● **Input for this task**

_ _ _ _ _ _ _

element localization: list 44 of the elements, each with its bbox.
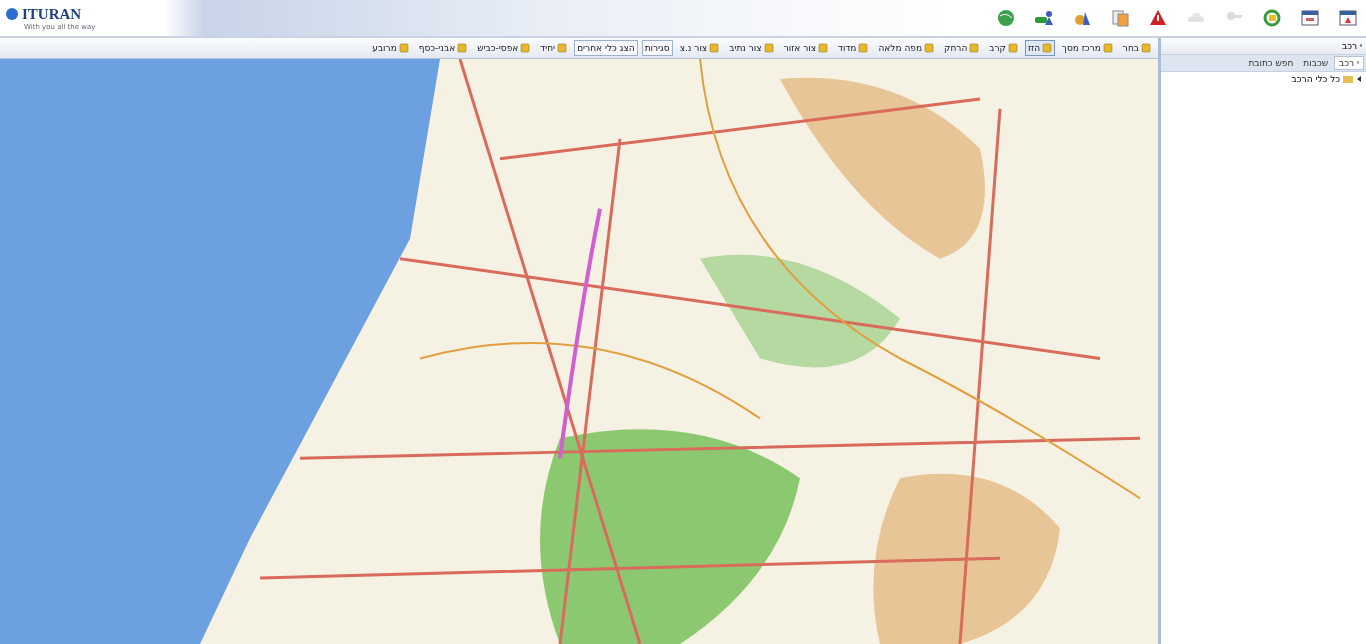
- calendar-icon[interactable]: [1300, 8, 1320, 28]
- toolbar-tool[interactable]: אפסי-כביש: [474, 40, 534, 56]
- toolbar-tool[interactable]: בחר: [1119, 40, 1154, 56]
- panel-tab[interactable]: י רכב: [1334, 56, 1364, 70]
- toolbar-tool[interactable]: מפה מלאה: [875, 40, 938, 56]
- expand-icon[interactable]: [1356, 76, 1362, 82]
- tool-icon: [818, 43, 829, 53]
- globe-icon[interactable]: [996, 8, 1016, 28]
- tool-icon: [520, 43, 531, 53]
- tool-icon: [1008, 43, 1018, 53]
- tool-icon: [924, 43, 935, 53]
- documents-icon[interactable]: [1110, 8, 1130, 28]
- warning-icon[interactable]: [1148, 8, 1168, 28]
- refresh-icon[interactable]: [1262, 8, 1282, 28]
- tool-icon: [1042, 43, 1053, 53]
- toolbar-tool[interactable]: צור נתיב: [726, 40, 777, 56]
- tool-icon: [858, 43, 869, 53]
- panel-title: י רכב: [1161, 38, 1366, 55]
- toolbar-tool[interactable]: הרחק: [941, 40, 983, 56]
- toolbar-tool[interactable]: מרובע: [369, 40, 412, 56]
- toolbar-tool[interactable]: יחיד: [537, 40, 571, 56]
- tool-icon: [457, 43, 468, 53]
- folder-icon: [1343, 74, 1353, 84]
- logo: ITURAN: [4, 5, 154, 23]
- toolbar-tool[interactable]: אבני-כסף: [415, 40, 471, 56]
- toolbar-tool[interactable]: הזז: [1025, 40, 1056, 56]
- tool-icon: [709, 43, 720, 53]
- tool-icon: [557, 43, 568, 53]
- panel-tab[interactable]: שכבות: [1299, 56, 1333, 70]
- tool-icon: [1141, 43, 1151, 53]
- toolbar-tool[interactable]: קרב: [986, 40, 1021, 56]
- toolbar-button[interactable]: סגירות: [641, 40, 673, 56]
- tool-icon: [398, 43, 409, 53]
- toolbar-tool[interactable]: מדוד: [835, 40, 872, 56]
- panel-tab[interactable]: חפש כתובת: [1244, 56, 1298, 70]
- calendar-alert-icon[interactable]: [1338, 8, 1358, 28]
- toolbar-tool[interactable]: צור אזור: [780, 40, 832, 56]
- toolbar-tool[interactable]: צור נ.צ: [676, 40, 723, 56]
- tool-icon: [763, 43, 774, 53]
- tool-icon: [969, 43, 980, 53]
- toolbar-tool[interactable]: מרכז מסך: [1059, 40, 1116, 56]
- tool-icon: [1102, 43, 1113, 53]
- tree-item[interactable]: כל כלי הרכב: [1291, 74, 1340, 84]
- toolbar-button[interactable]: הצג כלי אחרים: [574, 40, 638, 56]
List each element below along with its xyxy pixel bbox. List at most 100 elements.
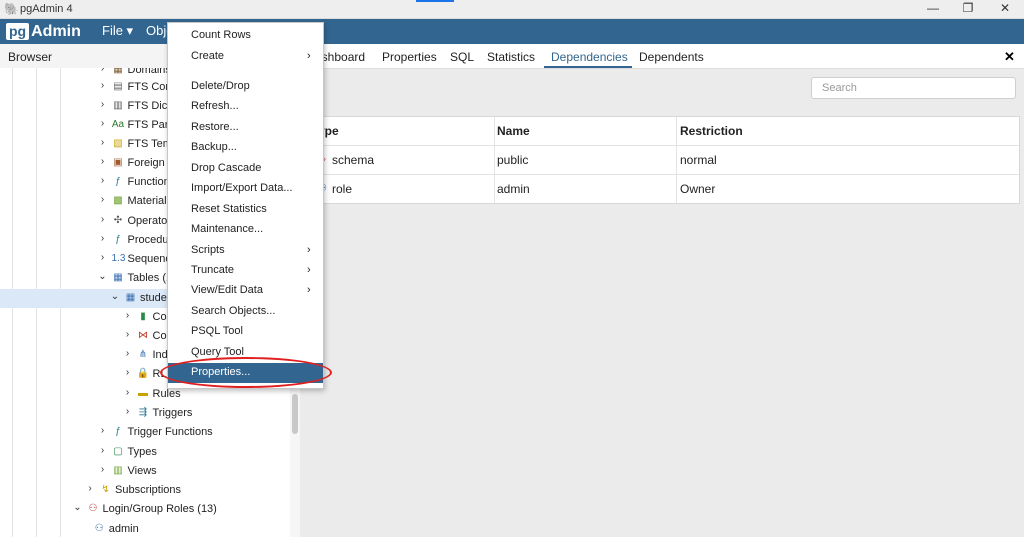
menu-item-label: Search Objects... <box>191 305 276 317</box>
tree-node-label: Domains <box>127 68 171 76</box>
chevron-right-icon[interactable]: › <box>97 80 109 91</box>
chevron-down-icon[interactable]: ⌄ <box>97 271 109 282</box>
menu-file[interactable]: File ▾ <box>102 23 133 39</box>
close-window-button[interactable]: ✕ <box>990 1 1020 15</box>
menu-item-label: Scripts <box>191 244 225 256</box>
menu-item-truncate[interactable]: Truncate › <box>168 261 323 281</box>
menu-item-label: Drop Cascade <box>191 162 262 174</box>
browser-title: Browser <box>8 50 53 64</box>
minimize-button[interactable]: — <box>918 1 948 15</box>
chevron-right-icon[interactable]: › <box>122 387 134 398</box>
restore-button[interactable]: ❐ <box>953 1 983 15</box>
chevron-right-icon[interactable]: › <box>97 445 109 456</box>
chevron-right-icon[interactable]: › <box>97 175 109 186</box>
tree-node[interactable]: ⚇ admin <box>0 520 290 537</box>
menu-item-label: Reset Statistics <box>191 203 267 215</box>
chevron-right-icon[interactable]: › <box>97 68 109 74</box>
grid-header-row: ype Name Restriction <box>310 117 1019 146</box>
types-icon: ▢ <box>113 446 123 457</box>
menu-item-label: Delete/Drop <box>191 80 250 92</box>
chevron-down-icon[interactable]: ⌄ <box>72 502 84 513</box>
tab-statistics[interactable]: Statistics <box>487 50 535 64</box>
menu-item-import-export-data[interactable]: Import/Export Data... <box>168 179 323 199</box>
fts-dictionary-icon: ▥ <box>113 100 123 111</box>
menu-item-count-rows[interactable]: Count Rows <box>168 26 323 46</box>
rules-icon: ▬ <box>138 388 148 399</box>
tree-node-label: Views <box>127 465 157 477</box>
row-type: schema <box>332 153 375 167</box>
menu-item-drop-cascade[interactable]: Drop Cascade <box>168 159 323 179</box>
logo-admin: Admin <box>31 22 81 40</box>
close-panel-icon[interactable]: ✕ <box>1004 49 1015 65</box>
chevron-right-icon[interactable]: › <box>84 483 96 494</box>
column-separator <box>494 175 495 203</box>
menu-item-delete-drop[interactable]: Delete/Drop <box>168 77 323 97</box>
window-title: pgAdmin 4 <box>20 3 73 15</box>
tree-node[interactable]: › ⇶ Triggers <box>0 404 290 423</box>
tab-dependents[interactable]: Dependents <box>639 50 704 64</box>
chevron-right-icon[interactable]: › <box>122 310 134 321</box>
tree-node[interactable]: ⌄ ⚇ Login/Group Roles (13) <box>0 500 290 519</box>
tab-properties[interactable]: Properties <box>382 50 437 64</box>
tree-scrollbar-thumb[interactable] <box>292 394 298 434</box>
chevron-right-icon[interactable]: › <box>97 194 109 205</box>
menu-item-properties[interactable]: Properties... <box>168 363 323 383</box>
table-row[interactable]: ◇ schema public normal <box>310 146 1019 175</box>
menu-item-psql-tool[interactable]: PSQL Tool <box>168 322 323 342</box>
chevron-right-icon[interactable]: › <box>97 118 109 129</box>
menu-item-query-tool[interactable]: Query Tool <box>168 343 323 363</box>
menu-item-maintenance[interactable]: Maintenance... <box>168 220 323 240</box>
tree-node[interactable]: › ▥ Views <box>0 462 290 481</box>
chevron-right-icon[interactable]: › <box>122 406 134 417</box>
menu-item-view-edit-data[interactable]: View/Edit Data › <box>168 281 323 301</box>
tree-node-label: Trigger Functions <box>127 426 213 438</box>
menu-item-label: Import/Export Data... <box>191 182 293 194</box>
menu-item-create[interactable]: Create › <box>168 47 323 67</box>
app-menubar: pg Admin File ▾ Obje <box>0 19 1024 44</box>
chevron-right-icon[interactable]: › <box>122 329 134 340</box>
tree-node[interactable]: › ƒ Trigger Functions <box>0 423 290 442</box>
menu-item-label: View/Edit Data <box>191 284 263 296</box>
chevron-right-icon[interactable]: › <box>97 425 109 436</box>
chevron-right-icon[interactable]: › <box>97 137 109 148</box>
domains-icon: ▦ <box>113 68 123 75</box>
chevron-right-icon[interactable]: › <box>122 348 134 359</box>
chevron-right-icon[interactable]: › <box>97 252 109 263</box>
tree-node[interactable]: › ▢ Types <box>0 443 290 462</box>
chevron-right-icon[interactable]: › <box>97 233 109 244</box>
dependencies-grid: ype Name Restriction ◇ schema public nor… <box>309 116 1020 204</box>
menu-item-refresh[interactable]: Refresh... <box>168 97 323 117</box>
tree-node-label: admin <box>108 523 139 535</box>
menu-item-search-objects[interactable]: Search Objects... <box>168 302 323 322</box>
menu-item-scripts[interactable]: Scripts › <box>168 241 323 261</box>
chevron-right-icon[interactable]: › <box>97 156 109 167</box>
tab-dependencies[interactable]: Dependencies <box>551 50 628 64</box>
chevron-down-icon[interactable]: ⌄ <box>109 291 121 302</box>
table-icon: ▦ <box>125 292 136 303</box>
menu-item-label: PSQL Tool <box>191 325 243 337</box>
column-separator <box>676 117 677 145</box>
column-header-restriction[interactable]: Restriction <box>680 117 743 145</box>
menu-item-label: Count Rows <box>191 29 251 41</box>
chevron-right-icon[interactable]: › <box>122 367 134 378</box>
menu-item-label: Maintenance... <box>191 223 264 235</box>
elephant-icon: 🐘 <box>4 2 19 16</box>
column-header-name[interactable]: Name <box>497 117 530 145</box>
columns-icon: ▮ <box>140 311 146 322</box>
row-restriction: Owner <box>680 182 716 196</box>
search-input[interactable] <box>811 77 1016 99</box>
tree-node[interactable]: › ↯ Subscriptions <box>0 481 290 500</box>
column-separator <box>494 146 495 174</box>
menu-item-backup[interactable]: Backup... <box>168 138 323 158</box>
menu-item-reset-statistics[interactable]: Reset Statistics <box>168 200 323 220</box>
chevron-right-icon: › <box>307 244 311 256</box>
role-icon: ⚇ <box>94 523 104 534</box>
title-accent <box>416 0 454 2</box>
menu-item-restore[interactable]: Restore... <box>168 118 323 138</box>
menu-item-label: Restore... <box>191 121 239 133</box>
tab-sql[interactable]: SQL <box>450 50 474 64</box>
chevron-right-icon[interactable]: › <box>97 214 109 225</box>
table-row[interactable]: ⚇ role admin Owner <box>310 175 1019 203</box>
chevron-right-icon[interactable]: › <box>97 464 109 475</box>
chevron-right-icon[interactable]: › <box>97 99 109 110</box>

_ _ _ _ _ _ _

● **What you need to do**
Reproduce the data from the line with "menu-item-label: Search Objects..." to the line with "menu-item-label: Scripts <box>191", substituting "Schemas" for "Domains" and leaving everything else unchanged.

● **The result**
menu-item-label: Search Objects... <box>191 305 276 317</box>
tree-node-label: Schemas <box>127 68 171 76</box>
chevron-right-icon[interactable]: › <box>97 80 109 91</box>
chevron-down-icon[interactable]: ⌄ <box>97 271 109 282</box>
menu-file[interactable]: File ▾ <box>102 23 133 39</box>
close-window-button[interactable]: ✕ <box>990 1 1020 15</box>
menu-item-label: Scripts <box>191 244 225 256</box>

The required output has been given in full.